Work to be completed: Reading down the listing below, count the lines where the word "JSON" shows up, then give only that count.

Input data:
........

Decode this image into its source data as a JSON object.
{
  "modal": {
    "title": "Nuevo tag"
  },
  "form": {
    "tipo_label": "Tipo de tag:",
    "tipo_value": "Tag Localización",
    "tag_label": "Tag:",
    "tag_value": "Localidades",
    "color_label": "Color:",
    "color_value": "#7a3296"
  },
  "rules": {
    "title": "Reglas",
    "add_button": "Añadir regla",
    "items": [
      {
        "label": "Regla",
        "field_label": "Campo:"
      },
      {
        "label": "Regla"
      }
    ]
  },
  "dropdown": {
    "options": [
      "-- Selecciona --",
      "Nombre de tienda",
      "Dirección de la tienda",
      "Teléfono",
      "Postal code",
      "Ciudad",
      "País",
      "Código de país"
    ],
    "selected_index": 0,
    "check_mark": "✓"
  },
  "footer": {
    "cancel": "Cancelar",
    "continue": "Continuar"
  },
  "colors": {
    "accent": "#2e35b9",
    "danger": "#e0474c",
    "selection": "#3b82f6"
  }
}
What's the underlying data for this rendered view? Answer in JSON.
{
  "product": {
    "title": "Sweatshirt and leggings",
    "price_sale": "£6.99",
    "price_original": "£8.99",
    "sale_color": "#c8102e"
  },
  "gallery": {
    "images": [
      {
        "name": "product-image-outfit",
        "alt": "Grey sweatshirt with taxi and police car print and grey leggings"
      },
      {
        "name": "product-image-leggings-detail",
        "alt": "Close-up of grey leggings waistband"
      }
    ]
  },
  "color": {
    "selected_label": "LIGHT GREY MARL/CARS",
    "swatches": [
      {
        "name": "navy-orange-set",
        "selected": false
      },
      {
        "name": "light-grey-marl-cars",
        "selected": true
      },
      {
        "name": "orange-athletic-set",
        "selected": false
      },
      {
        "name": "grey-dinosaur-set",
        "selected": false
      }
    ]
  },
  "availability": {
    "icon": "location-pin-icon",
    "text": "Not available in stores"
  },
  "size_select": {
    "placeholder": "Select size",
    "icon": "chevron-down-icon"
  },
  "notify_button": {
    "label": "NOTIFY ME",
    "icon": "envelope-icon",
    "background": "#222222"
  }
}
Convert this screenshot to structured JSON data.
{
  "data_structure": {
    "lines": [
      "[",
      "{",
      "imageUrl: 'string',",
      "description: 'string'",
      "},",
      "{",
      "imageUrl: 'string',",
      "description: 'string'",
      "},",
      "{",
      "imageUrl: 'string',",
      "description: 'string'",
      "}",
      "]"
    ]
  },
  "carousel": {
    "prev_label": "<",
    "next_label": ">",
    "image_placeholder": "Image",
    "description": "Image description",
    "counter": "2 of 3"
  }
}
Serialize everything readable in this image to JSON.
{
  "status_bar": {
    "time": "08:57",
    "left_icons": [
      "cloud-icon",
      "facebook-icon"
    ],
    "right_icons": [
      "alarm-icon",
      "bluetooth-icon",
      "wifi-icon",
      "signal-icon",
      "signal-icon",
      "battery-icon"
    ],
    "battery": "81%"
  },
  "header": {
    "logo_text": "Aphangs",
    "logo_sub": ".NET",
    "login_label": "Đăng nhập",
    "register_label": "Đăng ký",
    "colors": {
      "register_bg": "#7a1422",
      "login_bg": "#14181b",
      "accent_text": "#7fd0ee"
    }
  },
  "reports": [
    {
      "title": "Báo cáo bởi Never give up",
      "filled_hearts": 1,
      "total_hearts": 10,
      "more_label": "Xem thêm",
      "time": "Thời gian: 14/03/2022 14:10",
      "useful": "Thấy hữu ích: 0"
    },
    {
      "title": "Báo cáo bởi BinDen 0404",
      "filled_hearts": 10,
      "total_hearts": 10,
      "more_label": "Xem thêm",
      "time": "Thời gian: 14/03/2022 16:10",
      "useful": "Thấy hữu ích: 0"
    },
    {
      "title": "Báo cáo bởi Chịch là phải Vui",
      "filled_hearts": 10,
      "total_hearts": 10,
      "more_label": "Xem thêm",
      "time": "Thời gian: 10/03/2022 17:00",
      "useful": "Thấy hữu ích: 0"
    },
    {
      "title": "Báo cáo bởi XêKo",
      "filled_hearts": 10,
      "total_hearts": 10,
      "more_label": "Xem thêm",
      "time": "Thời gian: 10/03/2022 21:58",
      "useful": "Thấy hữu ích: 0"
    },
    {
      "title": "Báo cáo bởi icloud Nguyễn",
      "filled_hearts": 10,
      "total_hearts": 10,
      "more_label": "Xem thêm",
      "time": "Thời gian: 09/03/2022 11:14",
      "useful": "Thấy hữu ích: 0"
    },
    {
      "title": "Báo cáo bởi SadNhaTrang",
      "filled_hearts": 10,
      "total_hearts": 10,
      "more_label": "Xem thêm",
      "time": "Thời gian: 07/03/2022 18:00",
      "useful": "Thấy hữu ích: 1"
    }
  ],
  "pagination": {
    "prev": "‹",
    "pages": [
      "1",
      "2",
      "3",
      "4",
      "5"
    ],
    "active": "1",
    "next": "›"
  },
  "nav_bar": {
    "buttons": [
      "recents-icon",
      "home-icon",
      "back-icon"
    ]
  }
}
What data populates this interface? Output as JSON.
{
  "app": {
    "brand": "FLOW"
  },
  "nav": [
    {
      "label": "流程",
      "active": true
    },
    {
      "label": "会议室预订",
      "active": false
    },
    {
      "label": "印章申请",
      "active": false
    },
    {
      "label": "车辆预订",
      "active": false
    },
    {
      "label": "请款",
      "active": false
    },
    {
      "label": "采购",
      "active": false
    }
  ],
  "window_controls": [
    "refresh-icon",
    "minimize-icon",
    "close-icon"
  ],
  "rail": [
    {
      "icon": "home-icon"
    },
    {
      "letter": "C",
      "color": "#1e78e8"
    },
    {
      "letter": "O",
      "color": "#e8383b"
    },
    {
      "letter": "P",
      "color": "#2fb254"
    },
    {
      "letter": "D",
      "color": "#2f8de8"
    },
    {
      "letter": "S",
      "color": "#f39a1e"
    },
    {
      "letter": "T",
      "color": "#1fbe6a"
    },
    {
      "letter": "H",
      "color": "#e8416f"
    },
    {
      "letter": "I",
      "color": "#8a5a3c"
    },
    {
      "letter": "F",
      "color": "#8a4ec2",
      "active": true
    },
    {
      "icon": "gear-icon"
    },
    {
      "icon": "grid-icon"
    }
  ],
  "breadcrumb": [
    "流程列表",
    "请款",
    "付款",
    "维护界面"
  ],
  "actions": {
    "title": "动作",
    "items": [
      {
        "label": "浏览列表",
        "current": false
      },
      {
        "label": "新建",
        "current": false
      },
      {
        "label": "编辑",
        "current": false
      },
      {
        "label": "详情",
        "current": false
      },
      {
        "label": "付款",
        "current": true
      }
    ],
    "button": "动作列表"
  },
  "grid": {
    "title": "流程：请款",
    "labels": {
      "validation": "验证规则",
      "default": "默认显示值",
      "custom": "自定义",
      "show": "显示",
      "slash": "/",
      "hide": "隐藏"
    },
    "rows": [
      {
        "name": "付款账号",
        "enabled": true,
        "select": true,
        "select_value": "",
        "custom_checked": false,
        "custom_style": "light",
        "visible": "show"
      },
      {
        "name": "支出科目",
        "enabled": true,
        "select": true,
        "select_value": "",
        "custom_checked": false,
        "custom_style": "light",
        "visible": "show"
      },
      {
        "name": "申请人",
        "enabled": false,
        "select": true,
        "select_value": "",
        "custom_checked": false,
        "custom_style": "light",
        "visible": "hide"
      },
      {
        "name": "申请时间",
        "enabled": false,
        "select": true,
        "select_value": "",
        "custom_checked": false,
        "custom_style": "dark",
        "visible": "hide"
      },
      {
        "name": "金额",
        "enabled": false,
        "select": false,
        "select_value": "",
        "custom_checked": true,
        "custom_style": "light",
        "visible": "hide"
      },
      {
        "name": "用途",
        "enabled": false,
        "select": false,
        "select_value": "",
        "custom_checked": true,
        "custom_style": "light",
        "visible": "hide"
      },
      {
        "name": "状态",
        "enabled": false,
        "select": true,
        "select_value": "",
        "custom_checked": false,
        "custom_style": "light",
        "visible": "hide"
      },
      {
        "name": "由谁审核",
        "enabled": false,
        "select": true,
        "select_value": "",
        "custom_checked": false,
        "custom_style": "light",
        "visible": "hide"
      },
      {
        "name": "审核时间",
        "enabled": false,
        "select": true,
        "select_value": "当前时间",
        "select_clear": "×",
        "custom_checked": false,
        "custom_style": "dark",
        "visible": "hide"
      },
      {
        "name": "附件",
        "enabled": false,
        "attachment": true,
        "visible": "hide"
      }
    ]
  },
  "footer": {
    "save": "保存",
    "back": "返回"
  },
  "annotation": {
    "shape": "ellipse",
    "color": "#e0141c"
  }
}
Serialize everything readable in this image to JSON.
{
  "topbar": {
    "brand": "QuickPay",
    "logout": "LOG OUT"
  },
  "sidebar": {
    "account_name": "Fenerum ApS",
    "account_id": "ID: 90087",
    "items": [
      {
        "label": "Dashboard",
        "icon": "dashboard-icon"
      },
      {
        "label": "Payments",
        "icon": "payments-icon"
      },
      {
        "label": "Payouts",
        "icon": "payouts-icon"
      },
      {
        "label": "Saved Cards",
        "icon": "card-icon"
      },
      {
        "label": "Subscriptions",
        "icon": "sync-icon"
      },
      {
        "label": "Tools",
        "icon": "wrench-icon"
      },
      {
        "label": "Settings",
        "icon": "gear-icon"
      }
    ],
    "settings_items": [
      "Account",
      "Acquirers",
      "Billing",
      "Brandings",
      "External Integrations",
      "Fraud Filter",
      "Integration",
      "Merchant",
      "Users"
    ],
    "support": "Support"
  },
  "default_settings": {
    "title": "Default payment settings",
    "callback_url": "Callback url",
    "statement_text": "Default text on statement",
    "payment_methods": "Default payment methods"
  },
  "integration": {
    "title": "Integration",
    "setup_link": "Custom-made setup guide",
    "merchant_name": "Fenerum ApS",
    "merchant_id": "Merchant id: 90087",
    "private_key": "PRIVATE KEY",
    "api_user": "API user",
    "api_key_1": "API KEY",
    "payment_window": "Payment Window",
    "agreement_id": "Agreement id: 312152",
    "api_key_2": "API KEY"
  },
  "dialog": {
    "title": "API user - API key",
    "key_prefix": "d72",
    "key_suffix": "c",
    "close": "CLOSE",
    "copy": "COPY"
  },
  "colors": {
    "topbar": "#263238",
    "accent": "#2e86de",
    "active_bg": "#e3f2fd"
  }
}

........

Written solution: 6